- [DATASET EXTRACT]:
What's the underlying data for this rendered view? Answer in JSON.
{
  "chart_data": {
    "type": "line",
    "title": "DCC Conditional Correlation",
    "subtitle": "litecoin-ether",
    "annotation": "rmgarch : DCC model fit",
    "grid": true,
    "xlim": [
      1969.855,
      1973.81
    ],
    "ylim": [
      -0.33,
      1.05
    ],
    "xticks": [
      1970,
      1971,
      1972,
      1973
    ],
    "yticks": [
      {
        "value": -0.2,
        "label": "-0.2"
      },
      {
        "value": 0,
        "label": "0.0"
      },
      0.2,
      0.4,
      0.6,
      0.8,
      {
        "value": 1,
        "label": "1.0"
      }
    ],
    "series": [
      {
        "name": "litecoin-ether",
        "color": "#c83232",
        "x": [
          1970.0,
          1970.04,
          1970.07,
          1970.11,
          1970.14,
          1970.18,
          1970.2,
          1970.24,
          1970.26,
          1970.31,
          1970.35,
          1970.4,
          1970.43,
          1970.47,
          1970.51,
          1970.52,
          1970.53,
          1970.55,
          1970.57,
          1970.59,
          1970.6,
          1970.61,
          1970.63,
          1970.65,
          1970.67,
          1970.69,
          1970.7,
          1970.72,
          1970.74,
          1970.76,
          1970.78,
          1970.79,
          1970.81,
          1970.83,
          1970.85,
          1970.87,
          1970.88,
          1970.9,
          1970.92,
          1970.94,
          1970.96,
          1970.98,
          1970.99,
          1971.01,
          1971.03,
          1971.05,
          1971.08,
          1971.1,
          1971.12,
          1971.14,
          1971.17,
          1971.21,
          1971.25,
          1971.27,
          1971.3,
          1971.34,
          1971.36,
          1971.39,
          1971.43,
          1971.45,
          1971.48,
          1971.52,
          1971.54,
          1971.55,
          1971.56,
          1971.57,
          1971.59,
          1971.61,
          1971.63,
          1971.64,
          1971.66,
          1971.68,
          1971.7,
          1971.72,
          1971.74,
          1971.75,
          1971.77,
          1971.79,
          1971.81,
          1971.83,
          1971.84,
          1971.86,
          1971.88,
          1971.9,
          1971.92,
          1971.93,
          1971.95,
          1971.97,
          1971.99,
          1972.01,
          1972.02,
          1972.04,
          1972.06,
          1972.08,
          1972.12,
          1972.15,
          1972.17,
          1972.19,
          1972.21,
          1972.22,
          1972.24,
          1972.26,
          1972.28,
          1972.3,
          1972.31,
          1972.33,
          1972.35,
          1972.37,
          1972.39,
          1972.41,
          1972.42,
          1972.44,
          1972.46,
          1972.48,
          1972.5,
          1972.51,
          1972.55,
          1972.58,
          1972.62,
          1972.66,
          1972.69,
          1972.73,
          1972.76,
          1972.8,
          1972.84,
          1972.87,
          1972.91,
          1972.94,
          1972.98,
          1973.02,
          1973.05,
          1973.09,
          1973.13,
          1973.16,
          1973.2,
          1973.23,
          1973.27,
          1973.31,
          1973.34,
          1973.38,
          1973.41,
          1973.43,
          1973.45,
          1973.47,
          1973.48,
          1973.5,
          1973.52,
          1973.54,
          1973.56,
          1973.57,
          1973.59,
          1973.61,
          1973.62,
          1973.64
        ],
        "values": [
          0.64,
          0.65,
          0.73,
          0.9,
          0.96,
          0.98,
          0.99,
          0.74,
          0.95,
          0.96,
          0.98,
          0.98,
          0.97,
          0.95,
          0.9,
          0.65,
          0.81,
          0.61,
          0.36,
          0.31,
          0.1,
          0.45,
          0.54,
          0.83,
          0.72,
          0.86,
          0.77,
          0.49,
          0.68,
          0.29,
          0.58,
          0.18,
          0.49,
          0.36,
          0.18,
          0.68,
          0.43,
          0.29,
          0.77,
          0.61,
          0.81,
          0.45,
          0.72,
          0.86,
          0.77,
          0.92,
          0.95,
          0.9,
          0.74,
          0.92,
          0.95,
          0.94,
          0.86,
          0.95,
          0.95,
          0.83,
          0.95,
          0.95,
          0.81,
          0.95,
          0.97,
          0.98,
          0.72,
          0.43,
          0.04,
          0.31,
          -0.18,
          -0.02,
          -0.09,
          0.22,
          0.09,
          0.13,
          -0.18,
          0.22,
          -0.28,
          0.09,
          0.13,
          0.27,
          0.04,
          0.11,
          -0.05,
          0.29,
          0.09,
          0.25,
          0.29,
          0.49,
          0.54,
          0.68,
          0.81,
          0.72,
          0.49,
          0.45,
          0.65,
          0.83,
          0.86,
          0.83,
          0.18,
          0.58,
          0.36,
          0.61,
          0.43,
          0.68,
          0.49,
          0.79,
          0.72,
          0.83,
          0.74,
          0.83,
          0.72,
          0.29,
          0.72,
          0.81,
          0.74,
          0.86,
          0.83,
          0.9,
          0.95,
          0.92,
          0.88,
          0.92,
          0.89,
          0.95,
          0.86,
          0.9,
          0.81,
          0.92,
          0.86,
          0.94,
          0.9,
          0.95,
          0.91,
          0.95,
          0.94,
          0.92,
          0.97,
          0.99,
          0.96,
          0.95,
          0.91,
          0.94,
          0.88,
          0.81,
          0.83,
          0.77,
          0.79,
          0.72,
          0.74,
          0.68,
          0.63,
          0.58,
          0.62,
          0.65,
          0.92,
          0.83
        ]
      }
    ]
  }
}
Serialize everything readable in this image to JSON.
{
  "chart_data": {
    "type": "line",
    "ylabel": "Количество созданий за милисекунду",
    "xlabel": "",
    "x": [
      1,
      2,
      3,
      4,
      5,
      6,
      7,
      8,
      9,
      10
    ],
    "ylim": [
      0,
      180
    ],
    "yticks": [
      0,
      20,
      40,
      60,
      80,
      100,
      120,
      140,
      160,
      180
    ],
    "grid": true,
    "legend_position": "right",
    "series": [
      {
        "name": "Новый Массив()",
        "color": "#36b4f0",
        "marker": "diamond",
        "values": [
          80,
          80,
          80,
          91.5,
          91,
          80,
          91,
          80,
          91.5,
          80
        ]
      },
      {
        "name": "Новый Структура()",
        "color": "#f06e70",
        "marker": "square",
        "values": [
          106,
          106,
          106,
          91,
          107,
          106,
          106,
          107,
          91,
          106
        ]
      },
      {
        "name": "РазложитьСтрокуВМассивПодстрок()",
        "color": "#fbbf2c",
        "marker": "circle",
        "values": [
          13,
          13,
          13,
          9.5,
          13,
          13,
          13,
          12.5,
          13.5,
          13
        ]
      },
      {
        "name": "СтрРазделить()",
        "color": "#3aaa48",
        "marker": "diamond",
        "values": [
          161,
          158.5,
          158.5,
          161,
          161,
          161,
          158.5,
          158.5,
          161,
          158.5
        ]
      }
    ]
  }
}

- [AIM OF THE TASK]: Give the listing again, word for word.

- [REPLY]:
What's the underlying data for this rendered view? Answer in JSON.
{
  "chart_data": {
    "type": "line",
    "title": "DCC Conditional Correlation",
    "subtitle": "litecoin-ether",
    "annotation": "rmgarch : DCC model fit",
    "grid": true,
    "xlim": [
      1969.855,
      1973.81
    ],
    "ylim": [
      -0.33,
      1.05
    ],
    "xticks": [
      1970,
      1971,
      1972,
      1973
    ],
    "yticks": [
      {
        "value": -0.2,
        "label": "-0.2"
      },
      {
        "value": 0,
        "label": "0.0"
      },
      0.2,
      0.4,
      0.6,
      0.8,
      {
        "value": 1,
        "label": "1.0"
      }
    ],
    "series": [
      {
        "name": "litecoin-ether",
        "color": "#c83232",
        "x": [
          1970.0,
          1970.04,
          1970.07,
          1970.11,
          1970.14,
          1970.18,
          1970.2,
          1970.24,
          1970.26,
          1970.31,
          1970.35,
          1970.4,
          1970.43,
          1970.47,
          1970.51,
          1970.52,
          1970.53,
          1970.55,
          1970.57,
          1970.59,
          1970.6,
          1970.61,
          1970.63,
          1970.65,
          1970.67,
          1970.69,
          1970.7,
          1970.72,
          1970.74,
          1970.76,
          1970.78,
          1970.79,
          1970.81,
          1970.83,
          1970.85,
          1970.87,
          1970.88,
          1970.9,
          1970.92,
          1970.94,
          1970.96,
          1970.98,
          1970.99,
          1971.01,
          1971.03,
          1971.05,
          1971.08,
          1971.1,
          1971.12,
          1971.14,
          1971.17,
          1971.21,
          1971.25,
          1971.27,
          1971.3,
          1971.34,
          1971.36,
          1971.39,
          1971.43,
          1971.45,
          1971.48,
          1971.52,
          1971.54,
          1971.55,
          1971.56,
          1971.57,
          1971.59,
          1971.61,
          1971.63,
          1971.64,
          1971.66,
          1971.68,
          1971.7,
          1971.72,
          1971.74,
          1971.75,
          1971.77,
          1971.79,
          1971.81,
          1971.83,
          1971.84,
          1971.86,
          1971.88,
          1971.9,
          1971.92,
          1971.93,
          1971.95,
          1971.97,
          1971.99,
          1972.01,
          1972.02,
          1972.04,
          1972.06,
          1972.08,
          1972.12,
          1972.15,
          1972.17,
          1972.19,
          1972.21,
          1972.22,
          1972.24,
          1972.26,
          1972.28,
          1972.3,
          1972.31,
          1972.33,
          1972.35,
          1972.37,
          1972.39,
          1972.41,
          1972.42,
          1972.44,
          1972.46,
          1972.48,
          1972.5,
          1972.51,
          1972.55,
          1972.58,
          1972.62,
          1972.66,
          1972.69,
          1972.73,
          1972.76,
          1972.8,
          1972.84,
          1972.87,
          1972.91,
          1972.94,
          1972.98,
          1973.02,
          1973.05,
          1973.09,
          1973.13,
          1973.16,
          1973.2,
          1973.23,
          1973.27,
          1973.31,
          1973.34,
          1973.38,
          1973.41,
          1973.43,
          1973.45,
          1973.47,
          1973.48,
          1973.5,
          1973.52,
          1973.54,
          1973.56,
          1973.57,
          1973.59,
          1973.61,
          1973.62,
          1973.64
        ],
        "values": [
          0.64,
          0.65,
          0.73,
          0.9,
          0.96,
          0.98,
          0.99,
          0.74,
          0.95,
          0.96,
          0.98,
          0.98,
          0.97,
          0.95,
          0.9,
          0.65,
          0.81,
          0.61,
          0.36,
          0.31,
          0.1,
          0.45,
          0.54,
          0.83,
          0.72,
          0.86,
          0.77,
          0.49,
          0.68,
          0.29,
          0.58,
          0.18,
          0.49,
          0.36,
          0.18,
          0.68,
          0.43,
          0.29,
          0.77,
          0.61,
          0.81,
          0.45,
          0.72,
          0.86,
          0.77,
          0.92,
          0.95,
          0.9,
          0.74,
          0.92,
          0.95,
          0.94,
          0.86,
          0.95,
          0.95,
          0.83,
          0.95,
          0.95,
          0.81,
          0.95,
          0.97,
          0.98,
          0.72,
          0.43,
          0.04,
          0.31,
          -0.18,
          -0.02,
          -0.09,
          0.22,
          0.09,
          0.13,
          -0.18,
          0.22,
          -0.28,
          0.09,
          0.13,
          0.27,
          0.04,
          0.11,
          -0.05,
          0.29,
          0.09,
          0.25,
          0.29,
          0.49,
          0.54,
          0.68,
          0.81,
          0.72,
          0.49,
          0.45,
          0.65,
          0.83,
          0.86,
          0.83,
          0.18,
          0.58,
          0.36,
          0.61,
          0.43,
          0.68,
          0.49,
          0.79,
          0.72,
          0.83,
          0.74,
          0.83,
          0.72,
          0.29,
          0.72,
          0.81,
          0.74,
          0.86,
          0.83,
          0.9,
          0.95,
          0.92,
          0.88,
          0.92,
          0.89,
          0.95,
          0.86,
          0.9,
          0.81,
          0.92,
          0.86,
          0.94,
          0.9,
          0.95,
          0.91,
          0.95,
          0.94,
          0.92,
          0.97,
          0.99,
          0.96,
          0.95,
          0.91,
          0.94,
          0.88,
          0.81,
          0.83,
          0.77,
          0.79,
          0.72,
          0.74,
          0.68,
          0.63,
          0.58,
          0.62,
          0.65,
          0.92,
          0.83
        ]
      }
    ]
  }
}
Serialize everything readable in this image to JSON.
{
  "chart_data": {
    "type": "line",
    "ylabel": "Количество созданий за милисекунду",
    "xlabel": "",
    "x": [
      1,
      2,
      3,
      4,
      5,
      6,
      7,
      8,
      9,
      10
    ],
    "ylim": [
      0,
      180
    ],
    "yticks": [
      0,
      20,
      40,
      60,
      80,
      100,
      120,
      140,
      160,
      180
    ],
    "grid": true,
    "legend_position": "right",
    "series": [
      {
        "name": "Новый Массив()",
        "color": "#36b4f0",
        "marker": "diamond",
        "values": [
          80,
          80,
          80,
          91.5,
          91,
          80,
          91,
          80,
          91.5,
          80
        ]
      },
      {
        "name": "Новый Структура()",
        "color": "#f06e70",
        "marker": "square",
        "values": [
          106,
          106,
          106,
          91,
          107,
          106,
          106,
          107,
          91,
          106
        ]
      },
      {
        "name": "РазложитьСтрокуВМассивПодстрок()",
        "color": "#fbbf2c",
        "marker": "circle",
        "values": [
          13,
          13,
          13,
          9.5,
          13,
          13,
          13,
          12.5,
          13.5,
          13
        ]
      },
      {
        "name": "СтрРазделить()",
        "color": "#3aaa48",
        "marker": "diamond",
        "values": [
          161,
          158.5,
          158.5,
          161,
          161,
          161,
          158.5,
          158.5,
          161,
          158.5
        ]
      }
    ]
  }
}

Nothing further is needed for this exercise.